___ INFORMATION GIVEN

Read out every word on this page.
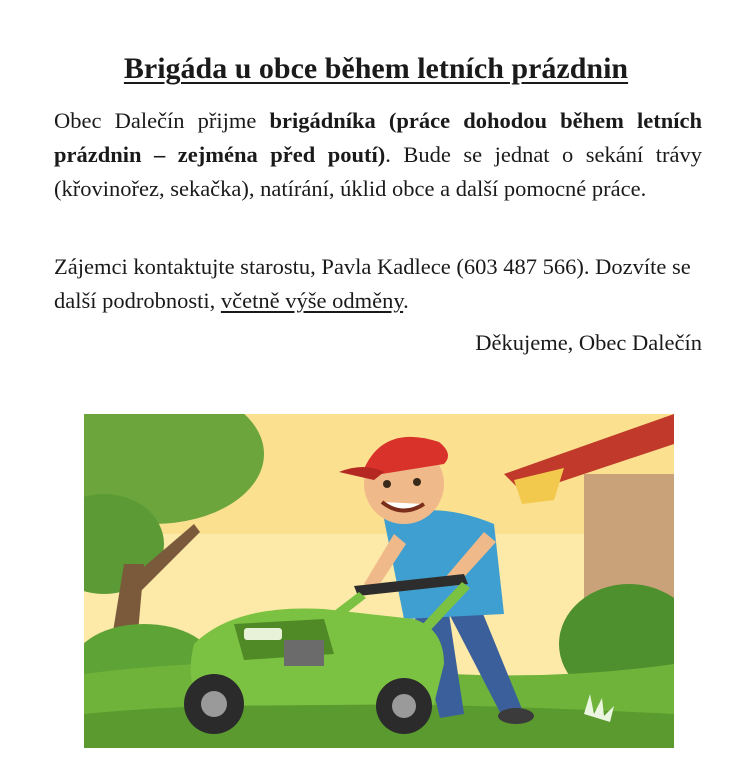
Brigáda u obce během letních prázdnin

Obec Dalečín přijme brigádníka (práce dohodou během letních prázdnin – zejména před poutí). Bude se jednat o sekání trávy (křovinořez, sekačka), natírání, úklid obce a další pomocné práce.

Zájemci kontaktujte starostu, Pavla Kadlece (603 487 566). Dozvíte se další podrobnosti, včetně výše odměny.

Děkujeme, Obec Dalečín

______

■ **AIM OF THE EXERCISE**
Write out the material above again, word for word, minus its pictures.

■ **WRITTEN RESPONSE**
Read out every word on this page.
Brigáda u obce během letních prázdnin

Obec Dalečín přijme brigádníka (práce dohodou během letních prázdnin – zejména před poutí). Bude se jednat o sekání trávy (křovinořez, sekačka), natírání, úklid obce a další pomocné práce.

Zájemci kontaktujte starostu, Pavla Kadlece (603 487 566). Dozvíte se další podrobnosti, včetně výše odměny.

Děkujeme, Obec Dalečín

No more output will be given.